#### DATA EXTRACT
....
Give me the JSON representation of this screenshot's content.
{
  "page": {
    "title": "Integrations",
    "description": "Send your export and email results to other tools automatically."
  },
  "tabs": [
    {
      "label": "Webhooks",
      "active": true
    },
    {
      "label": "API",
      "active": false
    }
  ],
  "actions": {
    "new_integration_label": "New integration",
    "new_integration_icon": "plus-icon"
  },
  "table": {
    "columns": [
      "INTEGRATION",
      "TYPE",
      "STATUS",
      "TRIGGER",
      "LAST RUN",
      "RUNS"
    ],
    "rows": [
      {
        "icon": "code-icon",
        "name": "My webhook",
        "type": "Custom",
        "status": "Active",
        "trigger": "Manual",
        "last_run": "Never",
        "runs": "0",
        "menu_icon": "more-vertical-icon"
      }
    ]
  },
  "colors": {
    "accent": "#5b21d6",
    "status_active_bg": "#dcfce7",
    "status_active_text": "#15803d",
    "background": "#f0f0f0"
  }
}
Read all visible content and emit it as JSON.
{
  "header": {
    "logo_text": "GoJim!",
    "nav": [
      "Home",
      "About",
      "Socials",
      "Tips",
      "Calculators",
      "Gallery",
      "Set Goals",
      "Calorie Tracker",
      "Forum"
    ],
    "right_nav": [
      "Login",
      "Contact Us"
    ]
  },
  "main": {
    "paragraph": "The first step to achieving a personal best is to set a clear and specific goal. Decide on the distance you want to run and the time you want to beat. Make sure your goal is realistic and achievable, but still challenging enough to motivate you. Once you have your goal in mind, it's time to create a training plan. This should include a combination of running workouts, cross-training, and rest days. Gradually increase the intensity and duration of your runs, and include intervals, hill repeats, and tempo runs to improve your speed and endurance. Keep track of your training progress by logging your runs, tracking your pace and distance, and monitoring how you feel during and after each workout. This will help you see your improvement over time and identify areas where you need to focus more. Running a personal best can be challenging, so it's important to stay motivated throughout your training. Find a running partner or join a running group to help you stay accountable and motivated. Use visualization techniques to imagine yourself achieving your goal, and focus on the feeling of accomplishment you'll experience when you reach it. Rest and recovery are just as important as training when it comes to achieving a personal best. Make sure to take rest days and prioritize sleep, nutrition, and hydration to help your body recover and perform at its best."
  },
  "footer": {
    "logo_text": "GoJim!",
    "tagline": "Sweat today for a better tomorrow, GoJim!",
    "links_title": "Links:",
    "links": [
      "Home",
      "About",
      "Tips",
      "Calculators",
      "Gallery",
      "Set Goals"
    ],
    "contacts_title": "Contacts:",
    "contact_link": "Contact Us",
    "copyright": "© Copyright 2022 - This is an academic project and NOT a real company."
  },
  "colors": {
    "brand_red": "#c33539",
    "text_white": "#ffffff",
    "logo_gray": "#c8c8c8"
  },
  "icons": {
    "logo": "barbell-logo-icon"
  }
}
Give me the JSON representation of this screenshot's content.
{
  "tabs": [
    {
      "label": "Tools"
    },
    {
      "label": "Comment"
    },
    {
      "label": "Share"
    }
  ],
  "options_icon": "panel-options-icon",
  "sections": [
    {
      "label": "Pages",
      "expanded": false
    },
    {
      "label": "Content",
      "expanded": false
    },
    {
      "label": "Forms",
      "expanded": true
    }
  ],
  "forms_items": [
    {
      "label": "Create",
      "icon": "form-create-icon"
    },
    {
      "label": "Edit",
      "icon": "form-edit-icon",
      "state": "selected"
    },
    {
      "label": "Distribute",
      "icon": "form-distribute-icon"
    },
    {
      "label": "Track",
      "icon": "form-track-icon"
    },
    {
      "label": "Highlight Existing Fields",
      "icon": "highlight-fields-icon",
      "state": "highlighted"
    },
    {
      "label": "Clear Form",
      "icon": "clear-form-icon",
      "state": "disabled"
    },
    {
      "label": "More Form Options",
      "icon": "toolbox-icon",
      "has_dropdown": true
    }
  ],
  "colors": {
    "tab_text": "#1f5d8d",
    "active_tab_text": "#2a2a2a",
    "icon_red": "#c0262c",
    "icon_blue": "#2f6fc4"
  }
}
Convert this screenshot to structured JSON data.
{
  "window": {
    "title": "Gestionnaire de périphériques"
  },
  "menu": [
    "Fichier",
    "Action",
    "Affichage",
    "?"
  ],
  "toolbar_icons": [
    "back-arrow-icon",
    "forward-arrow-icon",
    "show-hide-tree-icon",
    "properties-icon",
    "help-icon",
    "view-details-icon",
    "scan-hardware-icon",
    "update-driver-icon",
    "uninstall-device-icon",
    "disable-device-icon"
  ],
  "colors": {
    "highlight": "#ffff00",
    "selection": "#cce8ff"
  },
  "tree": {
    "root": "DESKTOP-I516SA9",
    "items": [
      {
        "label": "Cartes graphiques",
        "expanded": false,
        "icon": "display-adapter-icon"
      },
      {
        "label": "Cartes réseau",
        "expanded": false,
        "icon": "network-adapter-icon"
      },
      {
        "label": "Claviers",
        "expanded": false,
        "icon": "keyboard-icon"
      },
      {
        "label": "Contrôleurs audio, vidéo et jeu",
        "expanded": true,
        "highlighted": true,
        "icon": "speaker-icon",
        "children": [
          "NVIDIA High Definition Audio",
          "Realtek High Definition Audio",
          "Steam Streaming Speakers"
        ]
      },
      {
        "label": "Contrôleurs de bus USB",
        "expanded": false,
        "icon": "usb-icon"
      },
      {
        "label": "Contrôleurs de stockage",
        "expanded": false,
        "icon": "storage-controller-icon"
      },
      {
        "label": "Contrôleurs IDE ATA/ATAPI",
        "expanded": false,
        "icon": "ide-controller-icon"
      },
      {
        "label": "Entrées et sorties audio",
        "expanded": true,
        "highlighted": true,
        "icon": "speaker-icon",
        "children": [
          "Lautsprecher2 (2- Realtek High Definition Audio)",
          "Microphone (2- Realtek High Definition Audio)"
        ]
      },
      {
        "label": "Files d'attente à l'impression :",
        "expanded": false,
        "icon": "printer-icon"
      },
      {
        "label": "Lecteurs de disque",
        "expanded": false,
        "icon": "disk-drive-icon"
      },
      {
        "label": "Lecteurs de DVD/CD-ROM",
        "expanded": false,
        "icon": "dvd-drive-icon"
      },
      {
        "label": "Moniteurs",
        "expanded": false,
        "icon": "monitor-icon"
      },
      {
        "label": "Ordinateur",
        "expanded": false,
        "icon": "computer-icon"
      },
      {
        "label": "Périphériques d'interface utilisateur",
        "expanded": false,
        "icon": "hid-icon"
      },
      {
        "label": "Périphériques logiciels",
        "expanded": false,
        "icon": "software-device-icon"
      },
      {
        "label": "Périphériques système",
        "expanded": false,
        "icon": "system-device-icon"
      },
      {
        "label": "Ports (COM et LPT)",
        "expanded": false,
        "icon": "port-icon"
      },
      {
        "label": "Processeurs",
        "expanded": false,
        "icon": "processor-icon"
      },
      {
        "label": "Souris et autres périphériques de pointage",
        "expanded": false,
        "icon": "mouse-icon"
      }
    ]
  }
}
....
Which lines above contain the word "Contrôleurs"? Copy each of them.

        "label": "Contrôleurs audio, vidéo et jeu",
        "label": "Contrôleurs de bus USB",
        "label": "Contrôleurs de stockage",
        "label": "Contrôleurs IDE ATA/ATAPI",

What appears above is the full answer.